_To be done:_ All entries are to be given again verbatim.

Dataset entries
┄┄┄┄┄┄
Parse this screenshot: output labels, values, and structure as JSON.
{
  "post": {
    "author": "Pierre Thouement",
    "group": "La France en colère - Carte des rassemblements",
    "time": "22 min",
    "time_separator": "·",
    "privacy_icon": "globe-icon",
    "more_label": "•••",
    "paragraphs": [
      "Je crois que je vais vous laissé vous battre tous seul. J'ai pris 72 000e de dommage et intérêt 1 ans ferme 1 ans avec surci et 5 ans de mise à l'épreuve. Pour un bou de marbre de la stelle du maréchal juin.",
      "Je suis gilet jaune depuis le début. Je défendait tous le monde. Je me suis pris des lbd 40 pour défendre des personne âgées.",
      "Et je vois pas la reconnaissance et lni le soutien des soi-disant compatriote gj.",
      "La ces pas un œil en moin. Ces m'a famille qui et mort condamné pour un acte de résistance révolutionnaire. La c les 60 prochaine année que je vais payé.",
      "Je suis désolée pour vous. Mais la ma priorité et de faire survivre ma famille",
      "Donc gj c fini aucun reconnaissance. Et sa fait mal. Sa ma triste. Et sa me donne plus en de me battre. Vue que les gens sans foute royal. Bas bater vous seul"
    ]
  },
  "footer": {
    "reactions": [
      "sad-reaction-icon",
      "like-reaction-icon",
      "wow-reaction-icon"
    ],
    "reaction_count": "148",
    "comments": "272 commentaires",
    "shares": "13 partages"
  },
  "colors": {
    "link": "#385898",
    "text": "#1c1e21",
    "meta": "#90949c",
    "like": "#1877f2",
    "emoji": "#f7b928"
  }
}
┄┄┄┄┄┄
_Output below:_
Parse this screenshot: output labels, values, and structure as JSON.
{
  "post": {
    "author": "Pierre Thouement",
    "group": "La France en colère - Carte des rassemblements",
    "time": "22 min",
    "time_separator": "·",
    "privacy_icon": "globe-icon",
    "more_label": "•••",
    "paragraphs": [
      "Je crois que je vais vous laissé vous battre tous seul. J'ai pris 72 000e de dommage et intérêt 1 ans ferme 1 ans avec surci et 5 ans de mise à l'épreuve. Pour un bou de marbre de la stelle du maréchal juin.",
      "Je suis gilet jaune depuis le début. Je défendait tous le monde. Je me suis pris des lbd 40 pour défendre des personne âgées.",
      "Et je vois pas la reconnaissance et lni le soutien des soi-disant compatriote gj.",
      "La ces pas un œil en moin. Ces m'a famille qui et mort condamné pour un acte de résistance révolutionnaire. La c les 60 prochaine année que je vais payé.",
      "Je suis désolée pour vous. Mais la ma priorité et de faire survivre ma famille",
      "Donc gj c fini aucun reconnaissance. Et sa fait mal. Sa ma triste. Et sa me donne plus en de me battre. Vue que les gens sans foute royal. Bas bater vous seul"
    ]
  },
  "footer": {
    "reactions": [
      "sad-reaction-icon",
      "like-reaction-icon",
      "wow-reaction-icon"
    ],
    "reaction_count": "148",
    "comments": "272 commentaires",
    "shares": "13 partages"
  },
  "colors": {
    "link": "#385898",
    "text": "#1c1e21",
    "meta": "#90949c",
    "like": "#1877f2",
    "emoji": "#f7b928"
  }
}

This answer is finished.